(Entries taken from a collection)
-- -- --

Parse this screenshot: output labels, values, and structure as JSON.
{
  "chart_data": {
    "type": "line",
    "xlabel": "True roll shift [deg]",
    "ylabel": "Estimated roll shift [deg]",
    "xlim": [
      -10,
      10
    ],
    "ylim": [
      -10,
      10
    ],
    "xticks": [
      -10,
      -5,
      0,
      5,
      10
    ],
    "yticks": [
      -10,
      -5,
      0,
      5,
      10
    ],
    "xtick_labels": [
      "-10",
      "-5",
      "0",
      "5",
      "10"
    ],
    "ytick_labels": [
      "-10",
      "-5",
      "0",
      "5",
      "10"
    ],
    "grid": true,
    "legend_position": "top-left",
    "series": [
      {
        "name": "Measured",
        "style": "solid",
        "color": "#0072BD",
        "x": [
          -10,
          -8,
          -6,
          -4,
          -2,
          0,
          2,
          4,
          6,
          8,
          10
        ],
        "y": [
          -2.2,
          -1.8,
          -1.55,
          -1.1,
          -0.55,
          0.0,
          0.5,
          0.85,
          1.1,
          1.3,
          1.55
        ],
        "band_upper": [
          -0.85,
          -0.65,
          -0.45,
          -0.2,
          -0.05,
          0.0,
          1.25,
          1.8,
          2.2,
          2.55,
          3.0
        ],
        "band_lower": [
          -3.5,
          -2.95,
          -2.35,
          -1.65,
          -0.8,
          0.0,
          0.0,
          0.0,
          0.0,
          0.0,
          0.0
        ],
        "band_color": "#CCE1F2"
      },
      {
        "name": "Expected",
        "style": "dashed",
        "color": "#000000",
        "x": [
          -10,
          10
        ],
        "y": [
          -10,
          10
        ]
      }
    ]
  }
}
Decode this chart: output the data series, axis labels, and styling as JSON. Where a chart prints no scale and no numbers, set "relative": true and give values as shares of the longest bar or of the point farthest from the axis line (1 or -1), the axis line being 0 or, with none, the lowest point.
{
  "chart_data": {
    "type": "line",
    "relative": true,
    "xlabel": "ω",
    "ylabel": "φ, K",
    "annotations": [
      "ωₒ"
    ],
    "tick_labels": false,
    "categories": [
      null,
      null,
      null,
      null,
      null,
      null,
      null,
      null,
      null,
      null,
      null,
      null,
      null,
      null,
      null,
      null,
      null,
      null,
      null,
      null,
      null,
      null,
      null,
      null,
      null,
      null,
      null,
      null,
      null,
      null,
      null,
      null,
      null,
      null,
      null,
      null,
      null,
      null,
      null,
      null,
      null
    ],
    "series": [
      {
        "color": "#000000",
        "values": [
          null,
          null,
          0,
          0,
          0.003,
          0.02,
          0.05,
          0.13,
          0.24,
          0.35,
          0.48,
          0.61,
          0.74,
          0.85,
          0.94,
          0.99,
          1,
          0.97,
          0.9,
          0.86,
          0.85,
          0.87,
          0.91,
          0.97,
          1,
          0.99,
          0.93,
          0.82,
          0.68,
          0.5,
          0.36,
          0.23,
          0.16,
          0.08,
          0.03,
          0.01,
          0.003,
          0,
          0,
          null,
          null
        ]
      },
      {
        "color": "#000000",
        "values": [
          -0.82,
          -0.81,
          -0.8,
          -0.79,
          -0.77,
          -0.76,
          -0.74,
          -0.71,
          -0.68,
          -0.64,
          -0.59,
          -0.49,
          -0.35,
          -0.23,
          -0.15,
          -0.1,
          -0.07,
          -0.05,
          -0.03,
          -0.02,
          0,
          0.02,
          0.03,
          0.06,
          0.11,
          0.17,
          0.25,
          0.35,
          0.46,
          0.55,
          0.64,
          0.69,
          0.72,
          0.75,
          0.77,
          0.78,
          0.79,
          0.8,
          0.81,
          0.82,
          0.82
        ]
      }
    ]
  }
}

-- -- --

• Task directions:
All of the material above needs to be copied exactly.

• Solution for this problem:
Parse this screenshot: output labels, values, and structure as JSON.
{
  "chart_data": {
    "type": "line",
    "xlabel": "True roll shift [deg]",
    "ylabel": "Estimated roll shift [deg]",
    "xlim": [
      -10,
      10
    ],
    "ylim": [
      -10,
      10
    ],
    "xticks": [
      -10,
      -5,
      0,
      5,
      10
    ],
    "yticks": [
      -10,
      -5,
      0,
      5,
      10
    ],
    "xtick_labels": [
      "-10",
      "-5",
      "0",
      "5",
      "10"
    ],
    "ytick_labels": [
      "-10",
      "-5",
      "0",
      "5",
      "10"
    ],
    "grid": true,
    "legend_position": "top-left",
    "series": [
      {
        "name": "Measured",
        "style": "solid",
        "color": "#0072BD",
        "x": [
          -10,
          -8,
          -6,
          -4,
          -2,
          0,
          2,
          4,
          6,
          8,
          10
        ],
        "y": [
          -2.2,
          -1.8,
          -1.55,
          -1.1,
          -0.55,
          0.0,
          0.5,
          0.85,
          1.1,
          1.3,
          1.55
        ],
        "band_upper": [
          -0.85,
          -0.65,
          -0.45,
          -0.2,
          -0.05,
          0.0,
          1.25,
          1.8,
          2.2,
          2.55,
          3.0
        ],
        "band_lower": [
          -3.5,
          -2.95,
          -2.35,
          -1.65,
          -0.8,
          0.0,
          0.0,
          0.0,
          0.0,
          0.0,
          0.0
        ],
        "band_color": "#CCE1F2"
      },
      {
        "name": "Expected",
        "style": "dashed",
        "color": "#000000",
        "x": [
          -10,
          10
        ],
        "y": [
          -10,
          10
        ]
      }
    ]
  }
}
Decode this chart: output the data series, axis labels, and styling as JSON. Where a chart prints no scale and no numbers, set "relative": true and give values as shares of the longest bar or of the point farthest from the axis line (1 or -1), the axis line being 0 or, with none, the lowest point.
{
  "chart_data": {
    "type": "line",
    "relative": true,
    "xlabel": "ω",
    "ylabel": "φ, K",
    "annotations": [
      "ωₒ"
    ],
    "tick_labels": false,
    "categories": [
      null,
      null,
      null,
      null,
      null,
      null,
      null,
      null,
      null,
      null,
      null,
      null,
      null,
      null,
      null,
      null,
      null,
      null,
      null,
      null,
      null,
      null,
      null,
      null,
      null,
      null,
      null,
      null,
      null,
      null,
      null,
      null,
      null,
      null,
      null,
      null,
      null,
      null,
      null,
      null,
      null
    ],
    "series": [
      {
        "color": "#000000",
        "values": [
          null,
          null,
          0,
          0,
          0.003,
          0.02,
          0.05,
          0.13,
          0.24,
          0.35,
          0.48,
          0.61,
          0.74,
          0.85,
          0.94,
          0.99,
          1,
          0.97,
          0.9,
          0.86,
          0.85,
          0.87,
          0.91,
          0.97,
          1,
          0.99,
          0.93,
          0.82,
          0.68,
          0.5,
          0.36,
          0.23,
          0.16,
          0.08,
          0.03,
          0.01,
          0.003,
          0,
          0,
          null,
          null
        ]
      },
      {
        "color": "#000000",
        "values": [
          -0.82,
          -0.81,
          -0.8,
          -0.79,
          -0.77,
          -0.76,
          -0.74,
          -0.71,
          -0.68,
          -0.64,
          -0.59,
          -0.49,
          -0.35,
          -0.23,
          -0.15,
          -0.1,
          -0.07,
          -0.05,
          -0.03,
          -0.02,
          0,
          0.02,
          0.03,
          0.06,
          0.11,
          0.17,
          0.25,
          0.35,
          0.46,
          0.55,
          0.64,
          0.69,
          0.72,
          0.75,
          0.77,
          0.78,
          0.79,
          0.8,
          0.81,
          0.82,
          0.82
        ]
      }
    ]
  }
}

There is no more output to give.